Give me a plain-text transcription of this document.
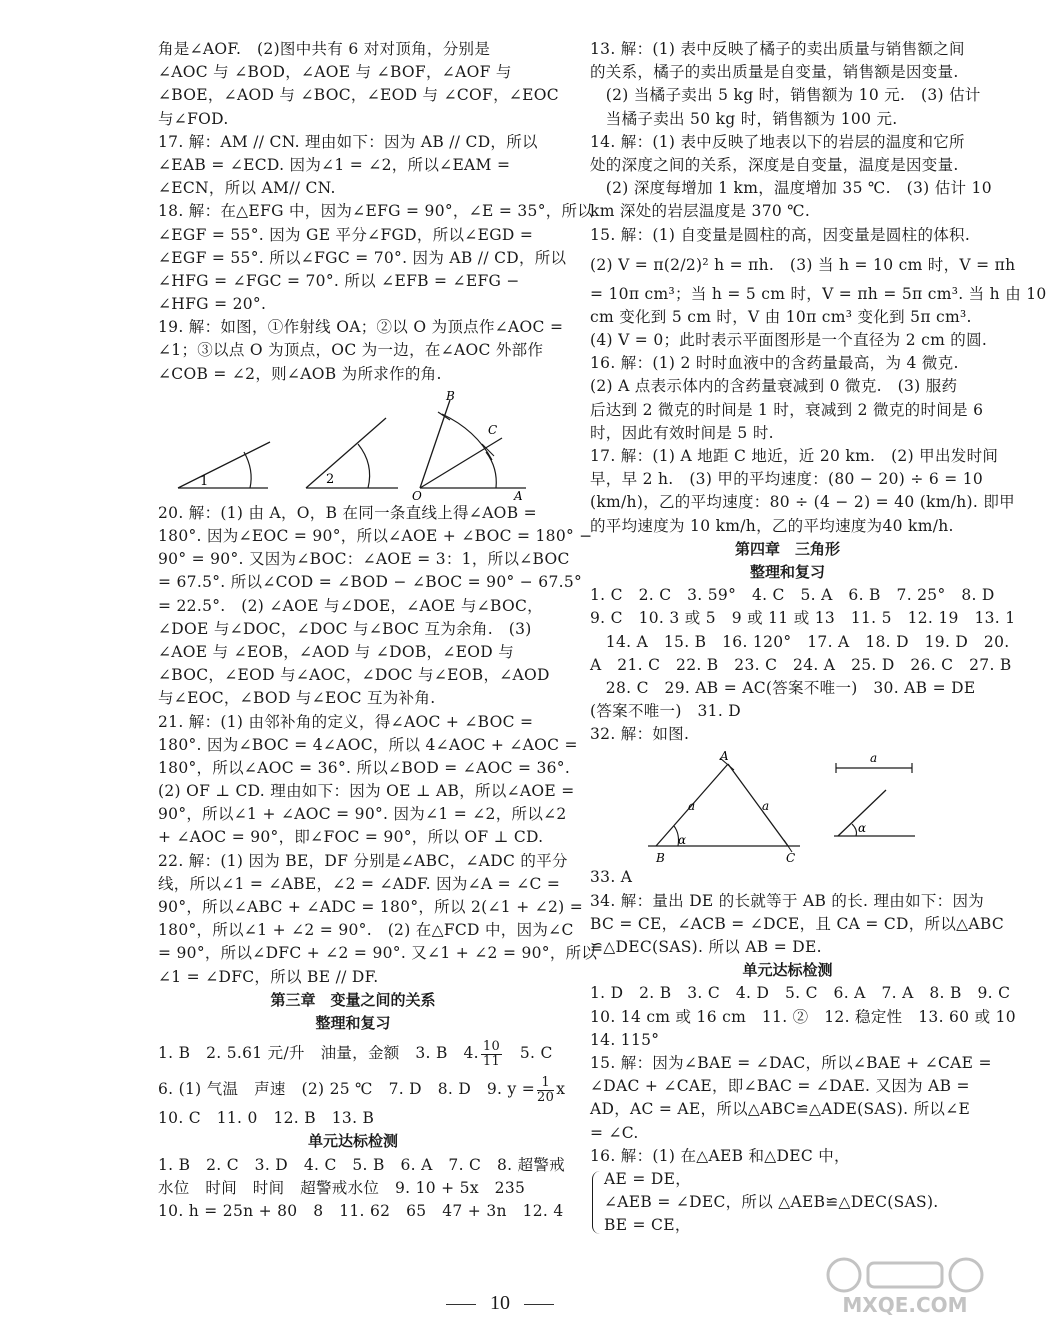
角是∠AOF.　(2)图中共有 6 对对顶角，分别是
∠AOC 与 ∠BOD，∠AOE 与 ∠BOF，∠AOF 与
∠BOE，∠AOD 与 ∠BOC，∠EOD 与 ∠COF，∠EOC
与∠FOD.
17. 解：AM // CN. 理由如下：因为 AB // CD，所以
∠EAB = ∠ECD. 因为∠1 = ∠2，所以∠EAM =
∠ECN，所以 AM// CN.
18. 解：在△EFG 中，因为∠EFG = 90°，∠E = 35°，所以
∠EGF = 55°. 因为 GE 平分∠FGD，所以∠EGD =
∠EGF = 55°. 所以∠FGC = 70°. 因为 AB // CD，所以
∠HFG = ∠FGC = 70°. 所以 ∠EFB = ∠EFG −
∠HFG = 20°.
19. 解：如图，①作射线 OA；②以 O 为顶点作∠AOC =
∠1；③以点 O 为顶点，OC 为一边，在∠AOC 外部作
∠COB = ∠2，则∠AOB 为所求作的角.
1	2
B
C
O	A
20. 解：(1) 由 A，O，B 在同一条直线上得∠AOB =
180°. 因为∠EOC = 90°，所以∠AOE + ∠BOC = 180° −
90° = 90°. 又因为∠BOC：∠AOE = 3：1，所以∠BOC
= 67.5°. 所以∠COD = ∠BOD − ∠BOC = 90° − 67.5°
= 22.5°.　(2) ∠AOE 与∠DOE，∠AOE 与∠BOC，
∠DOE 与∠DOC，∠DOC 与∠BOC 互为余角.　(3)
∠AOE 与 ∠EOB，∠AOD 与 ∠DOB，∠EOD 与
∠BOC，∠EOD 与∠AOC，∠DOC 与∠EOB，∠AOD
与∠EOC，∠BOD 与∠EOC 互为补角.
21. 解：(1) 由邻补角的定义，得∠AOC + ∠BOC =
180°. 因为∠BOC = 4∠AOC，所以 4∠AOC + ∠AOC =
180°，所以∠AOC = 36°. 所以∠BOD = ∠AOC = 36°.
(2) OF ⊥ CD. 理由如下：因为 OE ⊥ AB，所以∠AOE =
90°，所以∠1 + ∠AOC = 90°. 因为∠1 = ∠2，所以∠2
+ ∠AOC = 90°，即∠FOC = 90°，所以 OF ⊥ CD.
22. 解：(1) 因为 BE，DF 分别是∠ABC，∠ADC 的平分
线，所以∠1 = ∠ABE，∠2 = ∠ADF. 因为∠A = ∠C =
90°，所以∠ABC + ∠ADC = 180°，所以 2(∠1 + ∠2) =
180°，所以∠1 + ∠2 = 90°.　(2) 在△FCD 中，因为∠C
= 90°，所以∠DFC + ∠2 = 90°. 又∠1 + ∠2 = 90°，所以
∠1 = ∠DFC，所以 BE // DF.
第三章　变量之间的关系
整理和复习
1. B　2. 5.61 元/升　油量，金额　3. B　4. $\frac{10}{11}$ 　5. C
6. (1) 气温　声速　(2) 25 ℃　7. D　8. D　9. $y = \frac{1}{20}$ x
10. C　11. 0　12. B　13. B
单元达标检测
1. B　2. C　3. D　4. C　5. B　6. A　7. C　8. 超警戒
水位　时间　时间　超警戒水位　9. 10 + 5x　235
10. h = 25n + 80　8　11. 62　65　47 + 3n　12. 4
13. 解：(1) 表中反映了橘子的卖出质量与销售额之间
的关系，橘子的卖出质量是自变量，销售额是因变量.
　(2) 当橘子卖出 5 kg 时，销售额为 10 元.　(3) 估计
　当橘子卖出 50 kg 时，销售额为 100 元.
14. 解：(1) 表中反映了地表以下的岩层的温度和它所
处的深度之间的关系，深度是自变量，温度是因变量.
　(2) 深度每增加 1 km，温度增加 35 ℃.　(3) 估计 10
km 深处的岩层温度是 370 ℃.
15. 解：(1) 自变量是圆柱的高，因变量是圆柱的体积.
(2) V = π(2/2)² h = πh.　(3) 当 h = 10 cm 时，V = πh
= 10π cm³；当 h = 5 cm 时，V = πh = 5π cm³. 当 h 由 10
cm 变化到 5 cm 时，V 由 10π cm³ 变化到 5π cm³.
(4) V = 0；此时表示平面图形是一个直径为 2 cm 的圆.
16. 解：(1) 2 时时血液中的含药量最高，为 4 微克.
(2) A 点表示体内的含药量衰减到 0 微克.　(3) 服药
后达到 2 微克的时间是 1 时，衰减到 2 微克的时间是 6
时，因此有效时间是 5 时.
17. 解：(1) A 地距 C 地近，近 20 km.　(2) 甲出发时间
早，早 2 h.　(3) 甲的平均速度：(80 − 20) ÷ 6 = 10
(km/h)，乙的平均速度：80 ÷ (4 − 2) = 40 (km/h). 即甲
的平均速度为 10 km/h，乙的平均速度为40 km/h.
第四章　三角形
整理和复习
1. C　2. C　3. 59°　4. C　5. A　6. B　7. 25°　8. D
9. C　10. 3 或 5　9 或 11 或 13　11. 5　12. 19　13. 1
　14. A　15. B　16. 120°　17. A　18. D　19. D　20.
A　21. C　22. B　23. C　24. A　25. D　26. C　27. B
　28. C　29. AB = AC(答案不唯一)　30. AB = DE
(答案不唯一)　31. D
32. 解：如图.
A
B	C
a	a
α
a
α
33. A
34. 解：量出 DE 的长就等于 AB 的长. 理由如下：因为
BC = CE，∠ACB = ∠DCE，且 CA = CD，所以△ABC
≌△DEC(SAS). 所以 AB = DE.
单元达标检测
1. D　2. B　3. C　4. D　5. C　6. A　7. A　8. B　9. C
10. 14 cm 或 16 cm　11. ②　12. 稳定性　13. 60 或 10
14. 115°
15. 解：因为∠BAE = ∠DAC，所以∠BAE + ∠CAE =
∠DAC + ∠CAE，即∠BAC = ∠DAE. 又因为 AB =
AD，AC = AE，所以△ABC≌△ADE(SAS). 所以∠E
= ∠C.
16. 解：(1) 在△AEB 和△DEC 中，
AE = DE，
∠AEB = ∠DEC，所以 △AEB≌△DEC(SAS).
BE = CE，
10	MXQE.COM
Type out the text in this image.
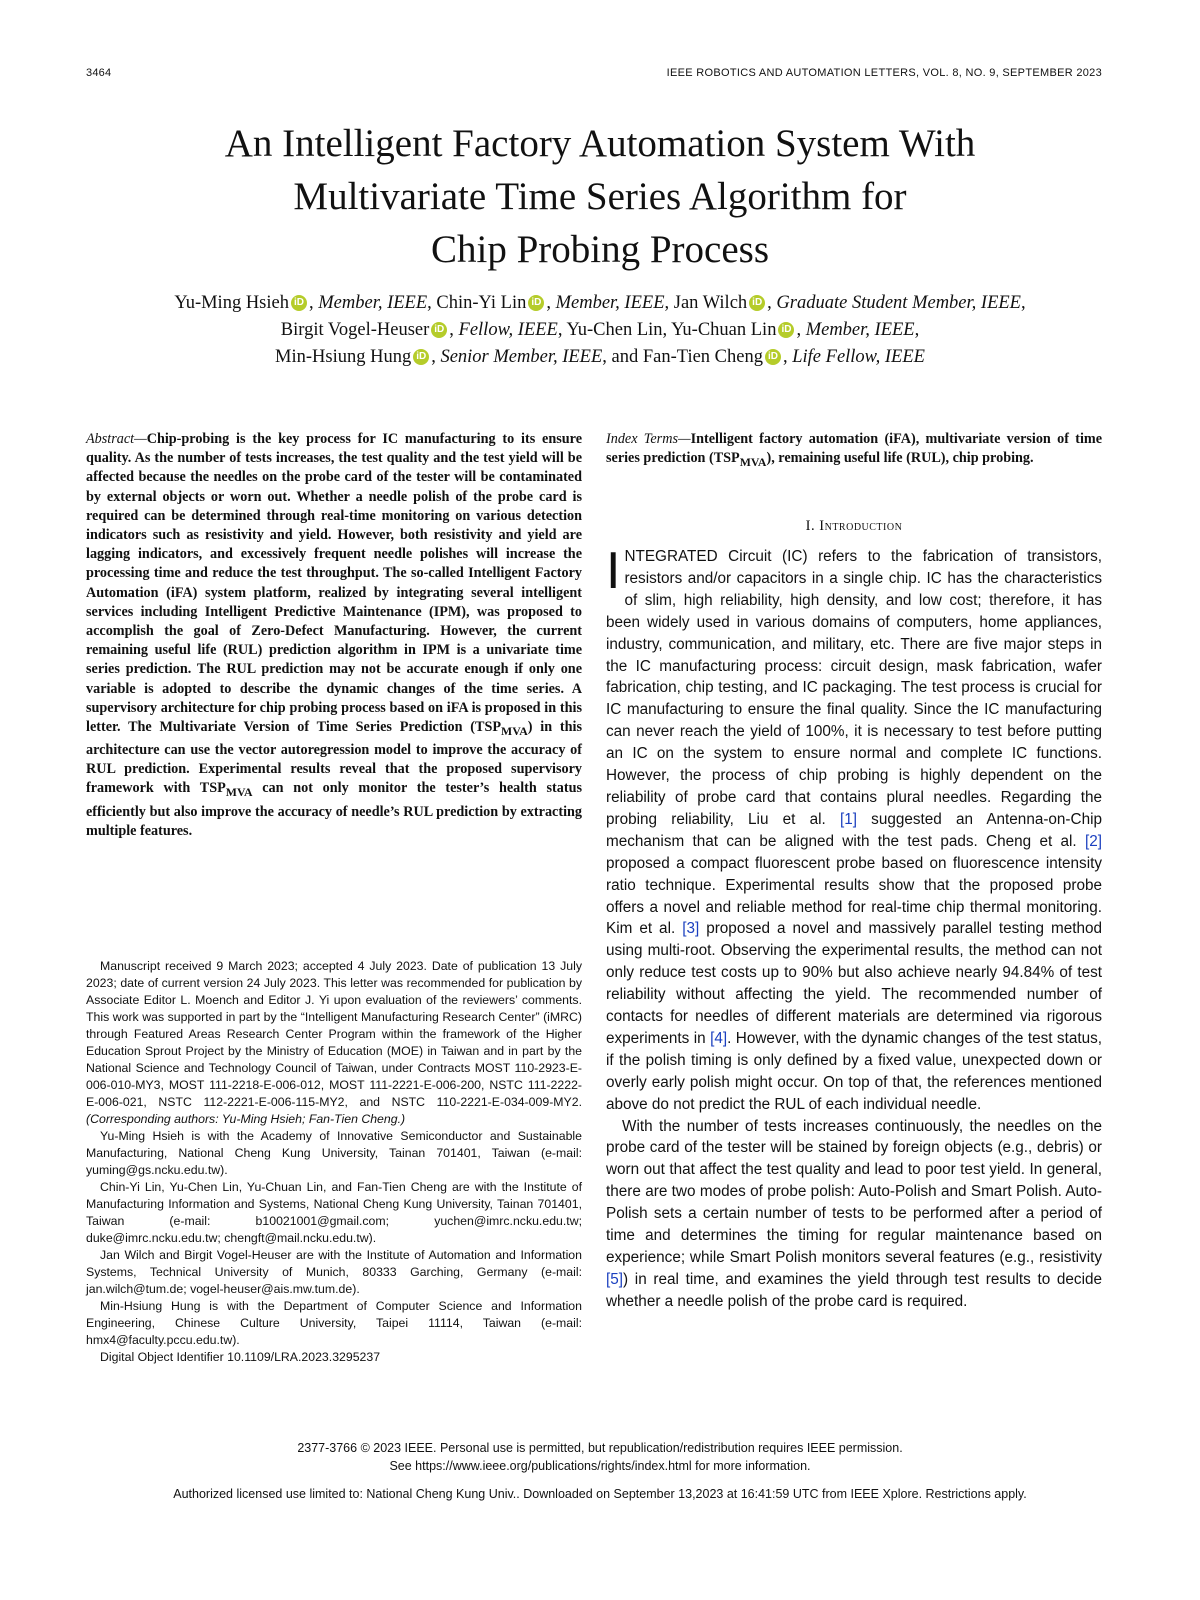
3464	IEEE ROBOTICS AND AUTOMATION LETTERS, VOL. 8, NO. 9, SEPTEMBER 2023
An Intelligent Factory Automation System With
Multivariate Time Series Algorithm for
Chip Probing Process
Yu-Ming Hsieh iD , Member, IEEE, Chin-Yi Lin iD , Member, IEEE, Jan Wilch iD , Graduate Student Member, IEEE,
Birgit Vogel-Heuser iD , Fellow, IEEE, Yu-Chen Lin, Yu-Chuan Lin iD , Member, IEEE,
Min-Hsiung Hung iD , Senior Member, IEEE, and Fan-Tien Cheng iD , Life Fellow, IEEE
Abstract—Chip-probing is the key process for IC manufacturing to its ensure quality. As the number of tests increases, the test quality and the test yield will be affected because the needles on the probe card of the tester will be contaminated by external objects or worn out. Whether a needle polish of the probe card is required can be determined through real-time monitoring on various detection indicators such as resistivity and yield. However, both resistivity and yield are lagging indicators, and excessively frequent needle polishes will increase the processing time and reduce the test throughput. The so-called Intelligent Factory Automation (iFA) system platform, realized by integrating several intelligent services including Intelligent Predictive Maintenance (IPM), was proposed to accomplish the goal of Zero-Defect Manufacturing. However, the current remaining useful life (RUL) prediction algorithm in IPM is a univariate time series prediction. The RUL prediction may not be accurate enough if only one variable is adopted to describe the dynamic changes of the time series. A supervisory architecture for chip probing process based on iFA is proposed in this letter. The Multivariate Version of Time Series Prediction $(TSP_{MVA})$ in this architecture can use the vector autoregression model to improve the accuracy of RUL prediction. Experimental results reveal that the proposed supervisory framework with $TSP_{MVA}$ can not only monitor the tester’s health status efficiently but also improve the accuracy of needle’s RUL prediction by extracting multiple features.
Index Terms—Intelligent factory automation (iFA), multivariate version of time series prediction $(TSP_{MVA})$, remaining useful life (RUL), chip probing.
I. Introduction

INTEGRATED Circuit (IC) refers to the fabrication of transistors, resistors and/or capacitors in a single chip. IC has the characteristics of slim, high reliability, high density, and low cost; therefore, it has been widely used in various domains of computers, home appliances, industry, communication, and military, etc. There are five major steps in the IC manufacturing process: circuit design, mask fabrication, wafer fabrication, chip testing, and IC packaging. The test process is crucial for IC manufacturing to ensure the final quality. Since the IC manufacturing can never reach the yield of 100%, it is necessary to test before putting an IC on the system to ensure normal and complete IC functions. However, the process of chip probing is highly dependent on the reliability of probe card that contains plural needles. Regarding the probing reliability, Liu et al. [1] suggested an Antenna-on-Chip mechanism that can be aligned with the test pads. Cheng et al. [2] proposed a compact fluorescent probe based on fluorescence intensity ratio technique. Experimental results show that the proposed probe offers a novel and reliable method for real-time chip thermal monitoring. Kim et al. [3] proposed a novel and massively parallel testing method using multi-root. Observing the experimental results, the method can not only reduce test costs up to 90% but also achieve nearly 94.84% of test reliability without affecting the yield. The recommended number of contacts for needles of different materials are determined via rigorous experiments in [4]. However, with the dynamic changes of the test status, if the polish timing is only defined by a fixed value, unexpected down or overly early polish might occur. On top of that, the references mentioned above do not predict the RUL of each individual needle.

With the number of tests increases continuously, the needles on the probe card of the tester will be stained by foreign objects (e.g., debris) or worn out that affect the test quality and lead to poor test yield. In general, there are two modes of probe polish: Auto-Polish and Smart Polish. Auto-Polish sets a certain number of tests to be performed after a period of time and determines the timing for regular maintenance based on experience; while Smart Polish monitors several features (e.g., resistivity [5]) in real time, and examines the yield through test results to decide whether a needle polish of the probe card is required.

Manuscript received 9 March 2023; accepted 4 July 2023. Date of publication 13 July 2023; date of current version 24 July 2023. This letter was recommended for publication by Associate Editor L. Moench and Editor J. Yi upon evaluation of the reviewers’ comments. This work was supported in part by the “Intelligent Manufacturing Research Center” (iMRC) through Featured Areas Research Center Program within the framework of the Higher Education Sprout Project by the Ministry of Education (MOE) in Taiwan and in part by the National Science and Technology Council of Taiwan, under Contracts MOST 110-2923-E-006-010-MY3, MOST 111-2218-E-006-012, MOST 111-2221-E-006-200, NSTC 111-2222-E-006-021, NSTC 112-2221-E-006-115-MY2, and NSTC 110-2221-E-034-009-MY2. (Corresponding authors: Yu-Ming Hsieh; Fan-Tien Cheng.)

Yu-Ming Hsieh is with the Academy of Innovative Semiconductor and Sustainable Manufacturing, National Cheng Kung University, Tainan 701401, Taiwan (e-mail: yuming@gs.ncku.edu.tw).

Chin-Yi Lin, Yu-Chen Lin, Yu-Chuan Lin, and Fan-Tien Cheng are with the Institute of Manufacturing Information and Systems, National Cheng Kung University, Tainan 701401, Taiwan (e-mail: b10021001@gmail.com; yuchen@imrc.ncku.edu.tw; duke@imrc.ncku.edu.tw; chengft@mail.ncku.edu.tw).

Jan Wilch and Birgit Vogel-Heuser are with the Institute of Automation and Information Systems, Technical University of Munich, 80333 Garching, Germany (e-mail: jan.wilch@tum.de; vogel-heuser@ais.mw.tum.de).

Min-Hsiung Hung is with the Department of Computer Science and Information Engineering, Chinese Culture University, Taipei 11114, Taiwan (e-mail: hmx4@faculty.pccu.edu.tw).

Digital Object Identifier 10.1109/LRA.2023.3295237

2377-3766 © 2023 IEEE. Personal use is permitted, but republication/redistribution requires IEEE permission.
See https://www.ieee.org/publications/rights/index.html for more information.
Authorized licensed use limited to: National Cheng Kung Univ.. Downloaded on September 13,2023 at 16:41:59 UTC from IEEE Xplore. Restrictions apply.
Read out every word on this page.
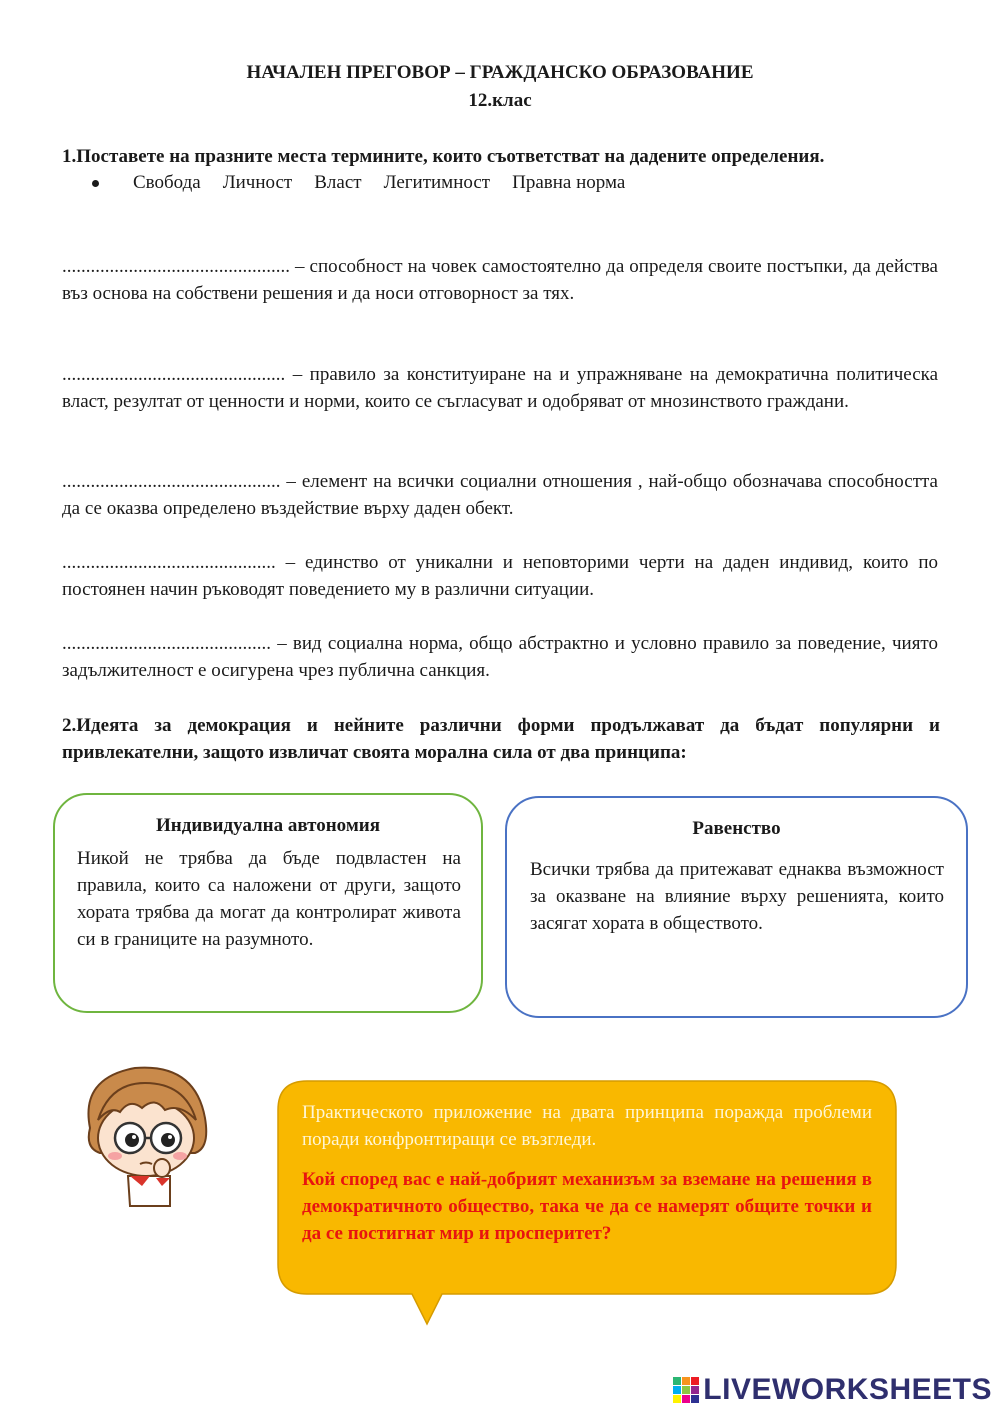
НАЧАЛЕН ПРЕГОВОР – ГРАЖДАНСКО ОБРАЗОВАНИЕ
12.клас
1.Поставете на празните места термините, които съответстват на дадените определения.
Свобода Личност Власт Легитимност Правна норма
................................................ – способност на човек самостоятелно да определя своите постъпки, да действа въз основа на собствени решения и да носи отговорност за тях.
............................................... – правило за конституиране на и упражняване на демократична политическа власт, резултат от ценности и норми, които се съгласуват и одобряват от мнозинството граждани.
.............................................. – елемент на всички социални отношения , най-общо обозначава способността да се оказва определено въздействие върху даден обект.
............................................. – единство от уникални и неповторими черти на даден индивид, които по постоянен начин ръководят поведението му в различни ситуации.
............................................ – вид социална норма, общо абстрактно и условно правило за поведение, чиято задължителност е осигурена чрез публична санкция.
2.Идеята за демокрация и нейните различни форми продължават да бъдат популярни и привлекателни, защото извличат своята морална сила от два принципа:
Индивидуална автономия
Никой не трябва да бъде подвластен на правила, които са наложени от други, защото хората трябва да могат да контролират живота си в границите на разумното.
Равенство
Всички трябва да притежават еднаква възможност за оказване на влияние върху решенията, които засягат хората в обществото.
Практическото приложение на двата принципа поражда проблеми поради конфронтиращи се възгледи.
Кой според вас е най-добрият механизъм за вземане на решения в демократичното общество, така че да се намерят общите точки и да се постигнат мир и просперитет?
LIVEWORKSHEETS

----------

BRIEF
Starting at the line containing "Read out every word on this page.", write out each line through the last one in the listing above, inclusive, and nothing else. Pictures are excluded from the copy.

EXPECTED ANSWER
Read out every word on this page.
НАЧАЛЕН ПРЕГОВОР – ГРАЖДАНСКО ОБРАЗОВАНИЕ
12.клас
1.Поставете на празните места термините, които съответстват на дадените определения.
Свобода Личност Власт Легитимност Правна норма
................................................ – способност на човек самостоятелно да определя своите постъпки, да действа въз основа на собствени решения и да носи отговорност за тях.
............................................... – правило за конституиране на и упражняване на демократична политическа власт, резултат от ценности и норми, които се съгласуват и одобряват от мнозинството граждани.
.............................................. – елемент на всички социални отношения , най-общо обозначава способността да се оказва определено въздействие върху даден обект.
............................................. – единство от уникални и неповторими черти на даден индивид, които по постоянен начин ръководят поведението му в различни ситуации.
............................................ – вид социална норма, общо абстрактно и условно правило за поведение, чиято задължителност е осигурена чрез публична санкция.
2.Идеята за демокрация и нейните различни форми продължават да бъдат популярни и привлекателни, защото извличат своята морална сила от два принципа:
Индивидуална автономия
Никой не трябва да бъде подвластен на правила, които са наложени от други, защото хората трябва да могат да контролират живота си в границите на разумното.
Равенство
Всички трябва да притежават еднаква възможност за оказване на влияние върху решенията, които засягат хората в обществото.
Практическото приложение на двата принципа поражда проблеми поради конфронтиращи се възгледи.
Кой според вас е най-добрият механизъм за вземане на решения в демократичното общество, така че да се намерят общите точки и да се постигнат мир и просперитет?
LIVEWORKSHEETS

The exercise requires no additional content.